→ INPUT
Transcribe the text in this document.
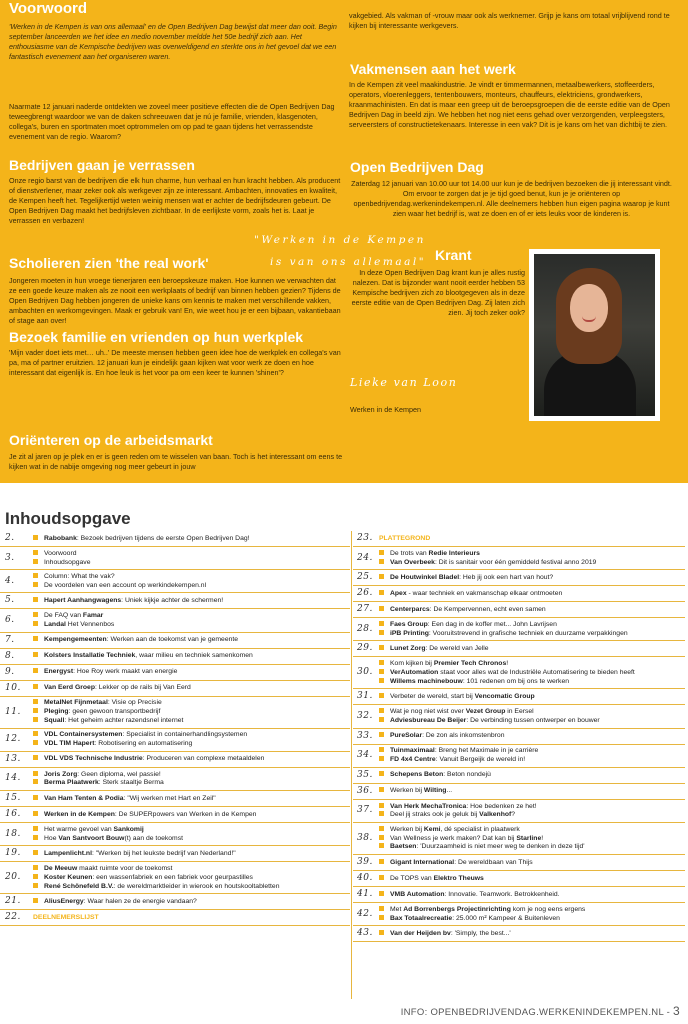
Voorwoord
'Werken in de Kempen is van ons allemaal' en de Open Bedrijven Dag bewijst dat meer dan ooit. Begin september lanceerden we het idee en medio november meldde het 50e bedrijf zich aan. Het enthousiasme van de Kempische bedrijven was overweldigend en sterkte ons in het gevoel dat we een fantastisch evenement aan het organiseren waren.
Naarmate 12 januari naderde ontdekten we zoveel meer positieve effecten die de Open Bedrijven Dag teweegbrengt waardoor we van de daken schreeuwen dat je nú je familie, vrienden, klasgenoten, collega's, buren en sportmaten moet optrommelen om op pad te gaan tijdens het verrassendste evenement van de regio. Waarom?
Bedrijven gaan je verrassen
Onze regio barst van de bedrijven die elk hun charme, hun verhaal en hun kracht hebben. Als producent of dienstverlener, maar zeker ook als werkgever zijn ze interessant. Ambachten, innovaties en kwaliteit, de Kempen heeft het. Tegelijkertijd weten weinig mensen wat er achter de bedrijfsdeuren gebeurt. De Open Bedrijven Dag maakt het bedrijfsleven zichtbaar. In de eerlijkste vorm, zoals het is. Laat je verrassen en verbazen!
Scholieren zien 'the real work'
Jongeren moeten in hun vroege tienerjaren een beroepskeuze maken. Hoe kunnen we verwachten dat ze een goede keuze maken als ze nooit een werkplaats of bedrijf van binnen hebben gezien? Tijdens de Open Bedrijven Dag hebben jongeren de unieke kans om kennis te maken met verschillende vakken, ambachten en werkomgevingen. Maak er gebruik van! En, wie weet hou je er een bijbaan, vakantiebaan of stage aan over!
Bezoek familie en vrienden op hun werkplek
'Mijn vader doet iets met… uh..' De meeste mensen hebben geen idee hoe de werkplek en collega's van pa, ma of partner eruitzien. 12 januari kun je eindelijk gaan kijken wat voor werk ze doen en hoe interessant dat eigenlijk is. En hoe leuk is het voor pa om een keer te kunnen 'shinen'?
Oriënteren op de arbeidsmarkt
Je zit al jaren op je plek en er is geen reden om te wisselen van baan. Toch is het interessant om eens te kijken wat in de nabije omgeving nog meer gebeurt in jouw
vakgebied. Als vakman of -vrouw maar ook als werknemer. Grijp je kans om totaal vrijblijvend rond te kijken bij interessante werkgevers.
Vakmensen aan het werk
In de Kempen zit veel maakindustrie. Je vindt er timmermannen, metaalbewerkers, stoffeerders, operators, vloerenleggers, tentenbouwers, monteurs, chauffeurs, elektriciens, grondwerkers, kraanmachinisten. En dat is maar een greep uit de beroepsgroepen die de eerste editie van de Open Bedrijven Dag in beeld zijn. We hebben het nog niet eens gehad over verzorgenden, verpleegsters, serveersters of constructietekenaars. Interesse in een vak? Dit is je kans om het van dichtbij te zien.
Open Bedrijven Dag
Zaterdag 12 januari van 10.00 uur tot 14.00 uur kun je de bedrijven bezoeken die jij interessant vindt. Om ervoor te zorgen dat je je tijd goed benut, kun je je oriënteren op openbedrijvendag.werkenindekempen.nl. Alle deelnemers hebben hun eigen pagina waarop je kunt zien waar het bedrijf is, wat ze doen en of er iets leuks voor de kinderen is.
"Werken in de Kempen
is van ons allemaal" Krant
In deze Open Bedrijven Dag krant kun je alles rustig nalezen. Dat is bijzonder want nooit eerder hebben 53 Kempische bedrijven zich zo blootgegeven als in deze eerste editie van de Open Bedrijven Dag. Zij laten zich zien. Jij toch zeker ook?
Lieke van Loon
Werken in de Kempen
Inhoudsopgave
2.	Rabobank: Bezoek bedrijven tijdens de eerste Open Bedrijven Dag!
3.	Voorwoord
Inhoudsopgave
4.	Column: What the vak?
De voordelen van een account op werkindekempen.nl
5.	Hapert Aanhangwagens: Uniek kijkje achter de schermen!
6.	De FAQ van Famar
Landal Het Vennenbos
7.	Kempengemeenten: Werken aan de toekomst van je gemeente
8.	Kolsters Installatie Techniek, waar milieu en techniek samenkomen
9.	Energyst: Hoe Roy werk maakt van energie
10.	Van Eerd Groep: Lekker op de rails bij Van Eerd
11.
MetalNet Fijnmetaal: Visie op Precisie
Pleging: geen gewoon transportbedrijf
Squall: Het geheim achter razendsnel internet
12.	VDL Containersystemen: Specialist in containerhandlingsystemen
VDL TIM Hapert: Robotisering en automatisering
13.	VDL VDS Technische Industrie: Produceren van complexe metaaldelen
14.	Joris Zorg: Geen diploma, wel passie!
Berma Plaatwerk: Sterk staaltje Berma
15.	Van Ham Tenten & Podia: "Wij werken met Hart en Zeil"
16.	Werken in de Kempen: De SUPERpowers van Werken in de Kempen
18.	Het warme gevoel van Sankomij
Hoe Van Santvoort Bouw(t) aan de toekomst
19.	Lampenlicht.nl: "Werken bij het leukste bedrijf van Nederland!"
20.
De Meeuw maakt ruimte voor de toekomst
Koster Keunen: een wassenfabriek en een fabriek voor geurpastilles
René Schönefeld B.V.: de wereldmarktleider in wierook en houtskooltabletten
21.	AliusEnergy: Waar halen ze de energie vandaan?
22. DEELNEMERSLIJST
23. PLATTEGROND
24.	De trots van Redie Interieurs
Van Overbeek: Dit is sanitair voor één gemiddeld festival anno 2019
25.	De Houtwinkel Bladel: Heb jij ook een hart van hout?
26.	Apex - waar techniek en vakmanschap elkaar ontmoeten
27.	Centerparcs: De Kempervennen, echt even samen
28.	Faes Group: Een dag in de koffer met... John Lavrijsen
iPB Printing: Vooruitstrevend in grafische techniek en duurzame verpakkingen
29.	Lunet Zorg: De wereld van Jelle
30.
Kom kijken bij Premier Tech Chronos!
VerAutomation staat voor alles wat de Industriële Automatisering te bieden heeft
Willems machinebouw: 101 redenen om bij ons te werken
31.	Verbeter de wereld, start bij Vencomatic Group
32.	Wat je nog niet wist over Vezet Group in Eersel
Adviesbureau De Beijer: De verbinding tussen ontwerper en bouwer
33.	PureSolar: De zon als inkomstenbron
34.	Tuinmaximaal: Breng het Maximale in je carrière
FD 4x4 Centre: Vanuit Bergeijk de wereld in!
35.	Schepens Beton: Beton nondejù
36.	Werken bij Wilting...
37.	Van Herk MechaTronica: Hoe bedenken ze het!
Deel jij straks ook je geluk bij Valkenhof?
38.
Werken bij Kemi, dé specialist in plaatwerk
Van Wellness je werk maken? Dat kan bij Starline!
Baetsen: 'Duurzaamheid is niet meer weg te denken in deze tijd'
39.	Gigant International: De wereldbaan van Thijs
40.	De TOPS van Elektro Theuws
41.	VMB Automation: Innovatie. Teamwork. Betrokkenheid.
42.	Met Ad Borrenbergs Projectinrichting kom je nog eens ergens
Bax Totaalrecreatie: 25.000 m² Kampeer & Buitenleven
43.	Van der Heijden bv: 'Simply, the best...'
INFO: OPENBEDRIJVENDAG.WERKENINDEKEMPEN.NL - 3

→ WHAT THE TASK REQUIRES
Quote the records above in full, dropping each picture.

→ FULL ANSWER
Transcribe the text in this document.
Voorwoord
'Werken in de Kempen is van ons allemaal' en de Open Bedrijven Dag bewijst dat meer dan ooit. Begin september lanceerden we het idee en medio november meldde het 50e bedrijf zich aan. Het enthousiasme van de Kempische bedrijven was overweldigend en sterkte ons in het gevoel dat we een fantastisch evenement aan het organiseren waren.
Naarmate 12 januari naderde ontdekten we zoveel meer positieve effecten die de Open Bedrijven Dag teweegbrengt waardoor we van de daken schreeuwen dat je nú je familie, vrienden, klasgenoten, collega's, buren en sportmaten moet optrommelen om op pad te gaan tijdens het verrassendste evenement van de regio. Waarom?
Bedrijven gaan je verrassen
Onze regio barst van de bedrijven die elk hun charme, hun verhaal en hun kracht hebben. Als producent of dienstverlener, maar zeker ook als werkgever zijn ze interessant. Ambachten, innovaties en kwaliteit, de Kempen heeft het. Tegelijkertijd weten weinig mensen wat er achter de bedrijfsdeuren gebeurt. De Open Bedrijven Dag maakt het bedrijfsleven zichtbaar. In de eerlijkste vorm, zoals het is. Laat je verrassen en verbazen!
Scholieren zien 'the real work'
Jongeren moeten in hun vroege tienerjaren een beroepskeuze maken. Hoe kunnen we verwachten dat ze een goede keuze maken als ze nooit een werkplaats of bedrijf van binnen hebben gezien? Tijdens de Open Bedrijven Dag hebben jongeren de unieke kans om kennis te maken met verschillende vakken, ambachten en werkomgevingen. Maak er gebruik van! En, wie weet hou je er een bijbaan, vakantiebaan of stage aan over!
Bezoek familie en vrienden op hun werkplek
'Mijn vader doet iets met… uh..' De meeste mensen hebben geen idee hoe de werkplek en collega's van pa, ma of partner eruitzien. 12 januari kun je eindelijk gaan kijken wat voor werk ze doen en hoe interessant dat eigenlijk is. En hoe leuk is het voor pa om een keer te kunnen 'shinen'?
Oriënteren op de arbeidsmarkt
Je zit al jaren op je plek en er is geen reden om te wisselen van baan. Toch is het interessant om eens te kijken wat in de nabije omgeving nog meer gebeurt in jouw
vakgebied. Als vakman of -vrouw maar ook als werknemer. Grijp je kans om totaal vrijblijvend rond te kijken bij interessante werkgevers.
Vakmensen aan het werk
In de Kempen zit veel maakindustrie. Je vindt er timmermannen, metaalbewerkers, stoffeerders, operators, vloerenleggers, tentenbouwers, monteurs, chauffeurs, elektriciens, grondwerkers, kraanmachinisten. En dat is maar een greep uit de beroepsgroepen die de eerste editie van de Open Bedrijven Dag in beeld zijn. We hebben het nog niet eens gehad over verzorgenden, verpleegsters, serveersters of constructietekenaars. Interesse in een vak? Dit is je kans om het van dichtbij te zien.
Open Bedrijven Dag
Zaterdag 12 januari van 10.00 uur tot 14.00 uur kun je de bedrijven bezoeken die jij interessant vindt. Om ervoor te zorgen dat je je tijd goed benut, kun je je oriënteren op openbedrijvendag.werkenindekempen.nl. Alle deelnemers hebben hun eigen pagina waarop je kunt zien waar het bedrijf is, wat ze doen en of er iets leuks voor de kinderen is.
"Werken in de Kempen
is van ons allemaal" Krant
In deze Open Bedrijven Dag krant kun je alles rustig nalezen. Dat is bijzonder want nooit eerder hebben 53 Kempische bedrijven zich zo blootgegeven als in deze eerste editie van de Open Bedrijven Dag. Zij laten zich zien. Jij toch zeker ook?
Lieke van Loon
Werken in de Kempen
Inhoudsopgave
2.	Rabobank: Bezoek bedrijven tijdens de eerste Open Bedrijven Dag!
3.	Voorwoord
Inhoudsopgave
4.	Column: What the vak?
De voordelen van een account op werkindekempen.nl
5.	Hapert Aanhangwagens: Uniek kijkje achter de schermen!
6.	De FAQ van Famar
Landal Het Vennenbos
7.	Kempengemeenten: Werken aan de toekomst van je gemeente
8.	Kolsters Installatie Techniek, waar milieu en techniek samenkomen
9.	Energyst: Hoe Roy werk maakt van energie
10.	Van Eerd Groep: Lekker op de rails bij Van Eerd
11.
MetalNet Fijnmetaal: Visie op Precisie
Pleging: geen gewoon transportbedrijf
Squall: Het geheim achter razendsnel internet
12.	VDL Containersystemen: Specialist in containerhandlingsystemen
VDL TIM Hapert: Robotisering en automatisering
13.	VDL VDS Technische Industrie: Produceren van complexe metaaldelen
14.	Joris Zorg: Geen diploma, wel passie!
Berma Plaatwerk: Sterk staaltje Berma
15.	Van Ham Tenten & Podia: "Wij werken met Hart en Zeil"
16.	Werken in de Kempen: De SUPERpowers van Werken in de Kempen
18.	Het warme gevoel van Sankomij
Hoe Van Santvoort Bouw(t) aan de toekomst
19.	Lampenlicht.nl: "Werken bij het leukste bedrijf van Nederland!"
20.
De Meeuw maakt ruimte voor de toekomst
Koster Keunen: een wassenfabriek en een fabriek voor geurpastilles
René Schönefeld B.V.: de wereldmarktleider in wierook en houtskooltabletten
21.	AliusEnergy: Waar halen ze de energie vandaan?
22. DEELNEMERSLIJST
23. PLATTEGROND
24.	De trots van Redie Interieurs
Van Overbeek: Dit is sanitair voor één gemiddeld festival anno 2019
25.	De Houtwinkel Bladel: Heb jij ook een hart van hout?
26.	Apex - waar techniek en vakmanschap elkaar ontmoeten
27.	Centerparcs: De Kempervennen, echt even samen
28.	Faes Group: Een dag in de koffer met... John Lavrijsen
iPB Printing: Vooruitstrevend in grafische techniek en duurzame verpakkingen
29.	Lunet Zorg: De wereld van Jelle
30.
Kom kijken bij Premier Tech Chronos!
VerAutomation staat voor alles wat de Industriële Automatisering te bieden heeft
Willems machinebouw: 101 redenen om bij ons te werken
31.	Verbeter de wereld, start bij Vencomatic Group
32.	Wat je nog niet wist over Vezet Group in Eersel
Adviesbureau De Beijer: De verbinding tussen ontwerper en bouwer
33.	PureSolar: De zon als inkomstenbron
34.	Tuinmaximaal: Breng het Maximale in je carrière
FD 4x4 Centre: Vanuit Bergeijk de wereld in!
35.	Schepens Beton: Beton nondejù
36.	Werken bij Wilting...
37.	Van Herk MechaTronica: Hoe bedenken ze het!
Deel jij straks ook je geluk bij Valkenhof?
38.
Werken bij Kemi, dé specialist in plaatwerk
Van Wellness je werk maken? Dat kan bij Starline!
Baetsen: 'Duurzaamheid is niet meer weg te denken in deze tijd'
39.	Gigant International: De wereldbaan van Thijs
40.	De TOPS van Elektro Theuws
41.	VMB Automation: Innovatie. Teamwork. Betrokkenheid.
42.	Met Ad Borrenbergs Projectinrichting kom je nog eens ergens
Bax Totaalrecreatie: 25.000 m² Kampeer & Buitenleven
43.	Van der Heijden bv: 'Simply, the best...'
INFO: OPENBEDRIJVENDAG.WERKENINDEKEMPEN.NL - 3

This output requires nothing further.